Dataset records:
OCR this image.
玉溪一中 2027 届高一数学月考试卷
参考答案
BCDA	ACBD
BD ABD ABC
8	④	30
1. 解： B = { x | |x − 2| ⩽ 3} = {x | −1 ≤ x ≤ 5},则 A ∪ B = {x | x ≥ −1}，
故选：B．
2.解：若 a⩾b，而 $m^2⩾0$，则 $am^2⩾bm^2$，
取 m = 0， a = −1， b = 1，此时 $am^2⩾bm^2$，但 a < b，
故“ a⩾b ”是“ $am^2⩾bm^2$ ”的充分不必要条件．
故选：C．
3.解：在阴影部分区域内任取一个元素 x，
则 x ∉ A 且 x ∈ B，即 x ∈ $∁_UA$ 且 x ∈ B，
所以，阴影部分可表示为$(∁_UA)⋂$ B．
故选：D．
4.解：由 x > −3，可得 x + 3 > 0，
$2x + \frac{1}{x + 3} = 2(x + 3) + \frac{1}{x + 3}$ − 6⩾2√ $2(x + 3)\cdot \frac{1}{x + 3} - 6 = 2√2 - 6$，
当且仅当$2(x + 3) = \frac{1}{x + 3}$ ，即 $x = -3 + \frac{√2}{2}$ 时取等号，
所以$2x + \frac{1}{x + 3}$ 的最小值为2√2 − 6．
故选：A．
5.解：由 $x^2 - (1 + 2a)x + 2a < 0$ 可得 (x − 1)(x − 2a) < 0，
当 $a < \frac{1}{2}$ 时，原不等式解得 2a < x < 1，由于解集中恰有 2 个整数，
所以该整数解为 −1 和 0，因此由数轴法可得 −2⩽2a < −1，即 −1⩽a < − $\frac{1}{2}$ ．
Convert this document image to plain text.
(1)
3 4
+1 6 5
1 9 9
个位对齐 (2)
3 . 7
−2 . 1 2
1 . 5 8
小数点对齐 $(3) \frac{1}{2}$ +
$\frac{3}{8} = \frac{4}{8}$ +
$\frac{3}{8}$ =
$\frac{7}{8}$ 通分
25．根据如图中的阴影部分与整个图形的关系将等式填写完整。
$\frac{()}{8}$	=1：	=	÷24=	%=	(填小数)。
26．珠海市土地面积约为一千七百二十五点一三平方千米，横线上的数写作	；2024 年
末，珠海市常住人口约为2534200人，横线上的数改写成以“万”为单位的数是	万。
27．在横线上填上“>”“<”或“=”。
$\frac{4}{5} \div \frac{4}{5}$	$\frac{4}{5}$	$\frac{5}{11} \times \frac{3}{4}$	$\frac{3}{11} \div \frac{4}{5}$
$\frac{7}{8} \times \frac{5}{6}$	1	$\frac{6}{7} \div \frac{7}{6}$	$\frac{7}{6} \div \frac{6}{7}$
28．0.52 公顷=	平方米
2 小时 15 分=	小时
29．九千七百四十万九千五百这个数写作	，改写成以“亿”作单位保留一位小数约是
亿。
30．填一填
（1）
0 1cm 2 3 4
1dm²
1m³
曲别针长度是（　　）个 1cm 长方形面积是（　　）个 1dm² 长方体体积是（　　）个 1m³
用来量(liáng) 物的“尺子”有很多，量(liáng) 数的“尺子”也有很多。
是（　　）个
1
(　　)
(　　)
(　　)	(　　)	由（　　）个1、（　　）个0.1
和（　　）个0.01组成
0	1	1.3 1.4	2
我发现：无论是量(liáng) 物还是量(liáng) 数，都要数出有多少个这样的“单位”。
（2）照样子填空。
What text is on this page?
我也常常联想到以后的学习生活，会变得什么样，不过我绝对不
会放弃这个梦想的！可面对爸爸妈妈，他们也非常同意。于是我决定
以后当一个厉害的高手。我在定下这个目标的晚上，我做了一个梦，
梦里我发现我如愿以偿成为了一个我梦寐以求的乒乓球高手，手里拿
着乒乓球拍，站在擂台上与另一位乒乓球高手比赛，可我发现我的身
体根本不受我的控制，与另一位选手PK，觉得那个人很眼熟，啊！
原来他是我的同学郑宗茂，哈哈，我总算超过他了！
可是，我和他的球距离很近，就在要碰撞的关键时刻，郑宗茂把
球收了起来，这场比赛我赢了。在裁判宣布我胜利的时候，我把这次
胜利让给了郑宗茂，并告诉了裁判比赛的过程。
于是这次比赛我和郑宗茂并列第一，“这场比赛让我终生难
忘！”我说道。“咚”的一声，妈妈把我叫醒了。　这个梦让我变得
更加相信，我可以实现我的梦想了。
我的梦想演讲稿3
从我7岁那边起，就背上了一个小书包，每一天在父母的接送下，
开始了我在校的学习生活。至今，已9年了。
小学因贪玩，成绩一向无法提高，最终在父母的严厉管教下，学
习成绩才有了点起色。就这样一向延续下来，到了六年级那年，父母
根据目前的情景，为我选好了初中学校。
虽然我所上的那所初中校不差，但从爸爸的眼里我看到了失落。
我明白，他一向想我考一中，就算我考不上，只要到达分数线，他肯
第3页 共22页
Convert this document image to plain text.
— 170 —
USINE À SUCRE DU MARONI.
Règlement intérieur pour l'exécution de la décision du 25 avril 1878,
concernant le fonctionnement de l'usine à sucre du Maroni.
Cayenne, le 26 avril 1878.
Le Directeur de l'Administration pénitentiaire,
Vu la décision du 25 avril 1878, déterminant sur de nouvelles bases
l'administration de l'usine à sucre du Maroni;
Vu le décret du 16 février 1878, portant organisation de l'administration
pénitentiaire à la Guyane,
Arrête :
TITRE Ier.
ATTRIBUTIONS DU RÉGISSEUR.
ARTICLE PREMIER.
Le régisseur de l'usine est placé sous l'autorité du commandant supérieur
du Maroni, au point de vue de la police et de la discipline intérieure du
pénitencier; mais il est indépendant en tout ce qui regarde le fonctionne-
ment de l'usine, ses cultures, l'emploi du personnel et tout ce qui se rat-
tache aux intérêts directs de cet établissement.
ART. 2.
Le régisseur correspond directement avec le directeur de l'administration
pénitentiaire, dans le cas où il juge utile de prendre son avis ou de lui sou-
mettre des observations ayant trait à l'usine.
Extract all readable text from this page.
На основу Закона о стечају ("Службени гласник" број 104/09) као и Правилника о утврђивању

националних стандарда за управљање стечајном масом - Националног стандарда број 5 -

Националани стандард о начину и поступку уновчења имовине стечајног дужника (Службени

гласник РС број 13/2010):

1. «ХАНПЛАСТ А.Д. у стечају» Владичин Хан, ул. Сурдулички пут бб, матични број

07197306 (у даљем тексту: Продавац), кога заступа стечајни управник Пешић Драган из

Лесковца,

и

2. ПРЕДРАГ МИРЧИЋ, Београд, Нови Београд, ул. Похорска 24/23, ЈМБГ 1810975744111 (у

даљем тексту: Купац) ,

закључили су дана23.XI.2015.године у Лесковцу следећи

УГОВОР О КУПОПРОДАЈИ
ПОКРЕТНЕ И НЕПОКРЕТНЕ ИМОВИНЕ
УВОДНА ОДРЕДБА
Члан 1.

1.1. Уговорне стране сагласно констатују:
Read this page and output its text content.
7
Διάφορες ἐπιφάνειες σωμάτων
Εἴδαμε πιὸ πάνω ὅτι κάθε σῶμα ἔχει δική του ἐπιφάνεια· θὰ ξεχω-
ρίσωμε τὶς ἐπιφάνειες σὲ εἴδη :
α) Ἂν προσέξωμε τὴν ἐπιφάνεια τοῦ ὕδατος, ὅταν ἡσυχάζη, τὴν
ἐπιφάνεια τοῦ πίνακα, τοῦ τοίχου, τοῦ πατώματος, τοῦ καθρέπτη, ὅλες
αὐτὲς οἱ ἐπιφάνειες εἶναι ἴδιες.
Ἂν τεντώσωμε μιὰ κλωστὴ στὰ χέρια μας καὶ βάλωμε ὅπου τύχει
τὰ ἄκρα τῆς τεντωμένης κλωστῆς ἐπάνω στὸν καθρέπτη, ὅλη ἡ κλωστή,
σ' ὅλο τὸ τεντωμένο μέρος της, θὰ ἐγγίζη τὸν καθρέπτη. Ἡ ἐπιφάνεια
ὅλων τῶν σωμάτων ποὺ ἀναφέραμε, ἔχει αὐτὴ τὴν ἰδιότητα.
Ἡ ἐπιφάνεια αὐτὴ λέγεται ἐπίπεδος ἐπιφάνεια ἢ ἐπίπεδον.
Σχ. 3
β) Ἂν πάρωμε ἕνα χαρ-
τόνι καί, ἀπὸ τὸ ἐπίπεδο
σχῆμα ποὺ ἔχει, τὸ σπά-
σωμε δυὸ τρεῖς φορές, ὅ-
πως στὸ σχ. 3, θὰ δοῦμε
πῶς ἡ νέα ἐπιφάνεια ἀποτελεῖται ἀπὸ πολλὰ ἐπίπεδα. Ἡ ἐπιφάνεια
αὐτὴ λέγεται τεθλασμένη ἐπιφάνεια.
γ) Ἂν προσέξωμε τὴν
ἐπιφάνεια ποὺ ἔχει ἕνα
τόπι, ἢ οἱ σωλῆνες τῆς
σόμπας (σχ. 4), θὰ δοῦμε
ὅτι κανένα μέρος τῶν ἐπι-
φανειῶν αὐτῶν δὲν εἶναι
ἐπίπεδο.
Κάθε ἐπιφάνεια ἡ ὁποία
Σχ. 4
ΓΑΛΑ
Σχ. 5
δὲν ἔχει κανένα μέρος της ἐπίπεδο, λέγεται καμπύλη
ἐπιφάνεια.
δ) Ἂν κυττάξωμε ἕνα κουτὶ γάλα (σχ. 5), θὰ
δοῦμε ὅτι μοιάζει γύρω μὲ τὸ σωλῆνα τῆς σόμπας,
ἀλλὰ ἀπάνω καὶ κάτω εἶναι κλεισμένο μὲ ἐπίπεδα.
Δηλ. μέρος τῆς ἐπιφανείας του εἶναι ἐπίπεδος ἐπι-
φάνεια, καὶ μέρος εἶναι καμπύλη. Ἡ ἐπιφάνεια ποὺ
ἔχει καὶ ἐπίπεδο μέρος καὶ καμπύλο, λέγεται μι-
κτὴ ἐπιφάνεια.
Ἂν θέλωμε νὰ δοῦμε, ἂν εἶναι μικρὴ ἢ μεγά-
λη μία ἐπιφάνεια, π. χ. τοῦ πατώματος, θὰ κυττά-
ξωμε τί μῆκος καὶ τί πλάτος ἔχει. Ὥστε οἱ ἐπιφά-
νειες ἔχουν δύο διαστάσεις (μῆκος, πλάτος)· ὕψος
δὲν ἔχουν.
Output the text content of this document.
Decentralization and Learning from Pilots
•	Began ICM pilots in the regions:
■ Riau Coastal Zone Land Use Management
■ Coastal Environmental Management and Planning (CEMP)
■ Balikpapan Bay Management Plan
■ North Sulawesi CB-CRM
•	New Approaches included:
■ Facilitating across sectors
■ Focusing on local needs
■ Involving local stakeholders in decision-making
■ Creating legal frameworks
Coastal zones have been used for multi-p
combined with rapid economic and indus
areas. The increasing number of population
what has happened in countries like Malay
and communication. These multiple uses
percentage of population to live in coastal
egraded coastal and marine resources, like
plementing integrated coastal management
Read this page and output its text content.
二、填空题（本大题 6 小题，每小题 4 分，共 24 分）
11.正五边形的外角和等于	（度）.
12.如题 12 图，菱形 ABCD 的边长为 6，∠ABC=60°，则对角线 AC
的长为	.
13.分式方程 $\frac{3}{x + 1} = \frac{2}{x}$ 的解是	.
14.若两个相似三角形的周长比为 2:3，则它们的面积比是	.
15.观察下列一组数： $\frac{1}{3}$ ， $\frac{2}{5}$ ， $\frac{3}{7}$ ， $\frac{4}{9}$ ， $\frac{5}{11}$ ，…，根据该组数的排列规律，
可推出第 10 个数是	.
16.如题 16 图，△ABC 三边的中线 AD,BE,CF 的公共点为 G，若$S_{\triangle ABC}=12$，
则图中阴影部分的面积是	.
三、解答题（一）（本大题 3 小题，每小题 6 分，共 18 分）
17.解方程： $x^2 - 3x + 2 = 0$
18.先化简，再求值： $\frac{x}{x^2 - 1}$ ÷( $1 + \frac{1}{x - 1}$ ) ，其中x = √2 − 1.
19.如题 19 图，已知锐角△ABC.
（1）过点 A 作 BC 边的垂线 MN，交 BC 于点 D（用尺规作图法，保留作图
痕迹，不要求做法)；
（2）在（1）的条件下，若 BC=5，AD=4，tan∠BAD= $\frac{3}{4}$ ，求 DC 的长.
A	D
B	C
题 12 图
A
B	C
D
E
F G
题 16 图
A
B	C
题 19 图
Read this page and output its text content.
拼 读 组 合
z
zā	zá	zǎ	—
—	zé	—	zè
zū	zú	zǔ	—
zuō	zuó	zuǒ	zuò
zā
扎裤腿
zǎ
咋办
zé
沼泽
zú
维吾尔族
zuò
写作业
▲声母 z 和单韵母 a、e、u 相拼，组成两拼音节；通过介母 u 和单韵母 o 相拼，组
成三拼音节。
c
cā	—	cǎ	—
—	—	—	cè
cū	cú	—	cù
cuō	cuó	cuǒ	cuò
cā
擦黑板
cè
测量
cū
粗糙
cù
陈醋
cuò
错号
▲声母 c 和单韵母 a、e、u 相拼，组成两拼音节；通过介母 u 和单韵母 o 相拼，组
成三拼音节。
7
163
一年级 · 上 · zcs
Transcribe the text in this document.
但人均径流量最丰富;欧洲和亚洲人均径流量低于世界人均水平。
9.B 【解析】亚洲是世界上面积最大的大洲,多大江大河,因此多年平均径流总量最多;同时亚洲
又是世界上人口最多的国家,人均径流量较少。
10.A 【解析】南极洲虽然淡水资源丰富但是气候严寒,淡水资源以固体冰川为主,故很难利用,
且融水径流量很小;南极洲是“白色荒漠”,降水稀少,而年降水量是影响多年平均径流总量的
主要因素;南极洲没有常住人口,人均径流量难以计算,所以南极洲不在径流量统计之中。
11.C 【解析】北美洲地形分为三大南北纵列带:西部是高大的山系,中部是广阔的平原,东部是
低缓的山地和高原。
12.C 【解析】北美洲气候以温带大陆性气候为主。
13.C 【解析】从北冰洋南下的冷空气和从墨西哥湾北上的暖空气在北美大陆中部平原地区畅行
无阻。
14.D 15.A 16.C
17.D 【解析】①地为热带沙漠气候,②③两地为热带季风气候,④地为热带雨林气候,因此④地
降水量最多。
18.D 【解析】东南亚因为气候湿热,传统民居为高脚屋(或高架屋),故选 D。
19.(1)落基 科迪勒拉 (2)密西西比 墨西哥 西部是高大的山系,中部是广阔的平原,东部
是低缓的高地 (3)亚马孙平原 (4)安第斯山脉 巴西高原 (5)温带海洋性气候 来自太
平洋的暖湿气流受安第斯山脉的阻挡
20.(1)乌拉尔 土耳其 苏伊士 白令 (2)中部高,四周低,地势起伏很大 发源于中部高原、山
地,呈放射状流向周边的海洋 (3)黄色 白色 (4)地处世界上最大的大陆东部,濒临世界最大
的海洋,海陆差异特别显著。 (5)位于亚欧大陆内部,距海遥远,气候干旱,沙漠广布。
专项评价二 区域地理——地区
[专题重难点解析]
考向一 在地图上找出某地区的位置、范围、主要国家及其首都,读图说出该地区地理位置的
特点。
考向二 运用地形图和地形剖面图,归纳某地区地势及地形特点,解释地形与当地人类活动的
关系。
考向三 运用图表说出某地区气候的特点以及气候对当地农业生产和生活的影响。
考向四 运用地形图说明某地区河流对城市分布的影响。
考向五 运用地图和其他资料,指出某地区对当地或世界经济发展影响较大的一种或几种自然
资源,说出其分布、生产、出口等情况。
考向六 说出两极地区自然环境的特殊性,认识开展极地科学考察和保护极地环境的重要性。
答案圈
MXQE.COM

=== BRIEF ===
Take every line from the data that contains the word "πατώματος".

=== ANSWER FOR THIS EXERCISE ===
ἐπιφάνεια τοῦ πίνακα, τοῦ τοίχου, τοῦ πατώματος, τοῦ καθρέπτη, ὅλες
λη μία ἐπιφάνεια, π. χ. τοῦ πατώματος, θὰ κυττά-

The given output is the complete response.